Stored data entries
--------------------------------------------------

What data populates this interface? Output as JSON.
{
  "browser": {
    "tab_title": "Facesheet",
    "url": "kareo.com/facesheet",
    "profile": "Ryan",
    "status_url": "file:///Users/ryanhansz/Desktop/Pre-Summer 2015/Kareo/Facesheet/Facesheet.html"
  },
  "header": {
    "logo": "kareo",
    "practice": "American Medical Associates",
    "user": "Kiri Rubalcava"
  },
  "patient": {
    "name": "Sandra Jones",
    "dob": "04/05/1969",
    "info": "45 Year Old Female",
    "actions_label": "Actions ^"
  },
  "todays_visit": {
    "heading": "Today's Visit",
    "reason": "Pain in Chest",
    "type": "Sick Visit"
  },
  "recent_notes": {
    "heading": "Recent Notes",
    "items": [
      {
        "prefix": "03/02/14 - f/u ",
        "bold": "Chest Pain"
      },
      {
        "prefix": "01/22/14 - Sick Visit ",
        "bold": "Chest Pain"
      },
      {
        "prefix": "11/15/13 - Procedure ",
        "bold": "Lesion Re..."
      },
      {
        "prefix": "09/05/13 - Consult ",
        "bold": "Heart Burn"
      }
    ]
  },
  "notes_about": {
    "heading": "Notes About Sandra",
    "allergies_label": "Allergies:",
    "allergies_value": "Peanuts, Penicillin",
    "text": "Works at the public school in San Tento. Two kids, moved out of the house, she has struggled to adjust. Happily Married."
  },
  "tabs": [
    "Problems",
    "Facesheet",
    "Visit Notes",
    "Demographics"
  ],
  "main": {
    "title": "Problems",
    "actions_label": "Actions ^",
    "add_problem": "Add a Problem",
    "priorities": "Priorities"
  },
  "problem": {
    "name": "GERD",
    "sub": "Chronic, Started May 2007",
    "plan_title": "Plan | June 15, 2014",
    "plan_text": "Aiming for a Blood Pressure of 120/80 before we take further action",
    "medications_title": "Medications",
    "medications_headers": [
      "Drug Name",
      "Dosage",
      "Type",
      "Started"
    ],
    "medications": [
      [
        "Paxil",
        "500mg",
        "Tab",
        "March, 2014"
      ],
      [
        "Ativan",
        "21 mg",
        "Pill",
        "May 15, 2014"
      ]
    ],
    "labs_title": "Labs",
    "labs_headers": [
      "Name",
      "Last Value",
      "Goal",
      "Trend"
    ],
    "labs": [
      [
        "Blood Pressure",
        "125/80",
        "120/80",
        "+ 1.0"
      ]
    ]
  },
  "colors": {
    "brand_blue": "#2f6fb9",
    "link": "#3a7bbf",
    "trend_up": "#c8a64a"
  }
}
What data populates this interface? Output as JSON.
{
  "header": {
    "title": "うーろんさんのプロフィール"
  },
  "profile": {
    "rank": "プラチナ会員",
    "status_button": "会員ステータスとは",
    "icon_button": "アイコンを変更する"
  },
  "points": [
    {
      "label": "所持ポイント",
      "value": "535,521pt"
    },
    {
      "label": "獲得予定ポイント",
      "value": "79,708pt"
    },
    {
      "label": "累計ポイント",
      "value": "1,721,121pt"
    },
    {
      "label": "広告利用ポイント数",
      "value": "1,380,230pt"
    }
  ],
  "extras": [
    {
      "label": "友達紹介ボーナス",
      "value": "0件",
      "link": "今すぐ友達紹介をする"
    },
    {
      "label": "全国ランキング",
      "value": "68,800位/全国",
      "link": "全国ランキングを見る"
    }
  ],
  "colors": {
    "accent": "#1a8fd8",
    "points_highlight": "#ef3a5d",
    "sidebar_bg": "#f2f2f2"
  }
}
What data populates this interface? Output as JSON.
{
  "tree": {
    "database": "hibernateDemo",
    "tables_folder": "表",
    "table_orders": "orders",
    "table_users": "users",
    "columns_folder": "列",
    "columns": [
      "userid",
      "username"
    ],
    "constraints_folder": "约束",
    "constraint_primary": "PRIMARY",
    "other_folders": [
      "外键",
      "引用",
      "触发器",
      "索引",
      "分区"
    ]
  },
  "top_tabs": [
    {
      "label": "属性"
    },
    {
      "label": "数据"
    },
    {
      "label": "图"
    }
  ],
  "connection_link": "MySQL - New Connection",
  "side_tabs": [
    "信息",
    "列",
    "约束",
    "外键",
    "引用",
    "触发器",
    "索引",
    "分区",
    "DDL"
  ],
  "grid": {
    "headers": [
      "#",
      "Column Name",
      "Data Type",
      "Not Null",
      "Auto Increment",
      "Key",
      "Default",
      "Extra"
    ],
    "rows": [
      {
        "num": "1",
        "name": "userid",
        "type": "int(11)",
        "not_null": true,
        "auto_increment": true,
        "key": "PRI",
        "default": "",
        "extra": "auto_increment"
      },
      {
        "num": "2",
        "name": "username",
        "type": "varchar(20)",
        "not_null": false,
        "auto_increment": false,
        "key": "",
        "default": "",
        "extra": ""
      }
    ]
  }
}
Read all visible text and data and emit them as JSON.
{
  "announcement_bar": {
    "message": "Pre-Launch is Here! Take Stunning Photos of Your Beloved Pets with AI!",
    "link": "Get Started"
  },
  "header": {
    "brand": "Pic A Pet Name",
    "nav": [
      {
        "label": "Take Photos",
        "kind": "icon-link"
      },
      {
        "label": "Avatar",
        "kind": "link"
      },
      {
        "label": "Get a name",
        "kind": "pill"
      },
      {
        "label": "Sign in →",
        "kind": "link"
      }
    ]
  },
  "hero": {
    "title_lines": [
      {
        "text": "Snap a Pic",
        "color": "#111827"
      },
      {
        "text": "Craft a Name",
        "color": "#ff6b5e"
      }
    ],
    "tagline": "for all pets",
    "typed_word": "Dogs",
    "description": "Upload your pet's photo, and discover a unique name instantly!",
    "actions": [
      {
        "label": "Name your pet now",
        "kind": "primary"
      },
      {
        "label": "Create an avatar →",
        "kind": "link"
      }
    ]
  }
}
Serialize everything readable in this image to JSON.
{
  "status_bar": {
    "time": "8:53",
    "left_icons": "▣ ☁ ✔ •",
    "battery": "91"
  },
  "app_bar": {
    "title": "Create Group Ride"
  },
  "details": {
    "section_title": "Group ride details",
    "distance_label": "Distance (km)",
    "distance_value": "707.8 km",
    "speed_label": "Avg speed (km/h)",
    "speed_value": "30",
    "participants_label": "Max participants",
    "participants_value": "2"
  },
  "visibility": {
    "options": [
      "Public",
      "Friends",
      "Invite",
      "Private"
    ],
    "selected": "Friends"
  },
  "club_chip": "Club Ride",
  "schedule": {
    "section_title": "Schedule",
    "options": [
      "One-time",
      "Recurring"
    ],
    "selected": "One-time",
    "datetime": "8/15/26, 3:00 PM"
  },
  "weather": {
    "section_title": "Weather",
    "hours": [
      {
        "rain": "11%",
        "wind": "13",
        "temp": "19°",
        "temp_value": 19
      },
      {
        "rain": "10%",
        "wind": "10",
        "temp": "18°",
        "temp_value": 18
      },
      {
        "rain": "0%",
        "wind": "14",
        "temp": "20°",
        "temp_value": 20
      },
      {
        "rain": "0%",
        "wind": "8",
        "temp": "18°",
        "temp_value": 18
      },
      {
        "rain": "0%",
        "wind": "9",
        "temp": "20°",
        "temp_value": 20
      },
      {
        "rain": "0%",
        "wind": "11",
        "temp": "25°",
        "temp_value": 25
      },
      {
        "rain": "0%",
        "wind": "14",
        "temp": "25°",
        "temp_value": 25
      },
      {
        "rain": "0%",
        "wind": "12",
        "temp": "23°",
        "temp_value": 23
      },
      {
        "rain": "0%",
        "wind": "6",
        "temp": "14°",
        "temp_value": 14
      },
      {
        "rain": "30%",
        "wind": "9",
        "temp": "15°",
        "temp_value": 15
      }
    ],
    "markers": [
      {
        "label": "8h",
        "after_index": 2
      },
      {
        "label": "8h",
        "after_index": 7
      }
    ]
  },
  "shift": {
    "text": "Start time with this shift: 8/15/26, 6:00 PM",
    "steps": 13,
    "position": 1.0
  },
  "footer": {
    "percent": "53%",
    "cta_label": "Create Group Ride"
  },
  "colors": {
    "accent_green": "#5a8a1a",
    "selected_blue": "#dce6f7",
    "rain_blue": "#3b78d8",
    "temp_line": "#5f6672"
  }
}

--------------------------------------------------

Exercise goal »
Locate all lines that include the word "Started" and copy them out.

Solution »
    "sub": "Chronic, Started May 2007",
      "Started"
    "link": "Get Started"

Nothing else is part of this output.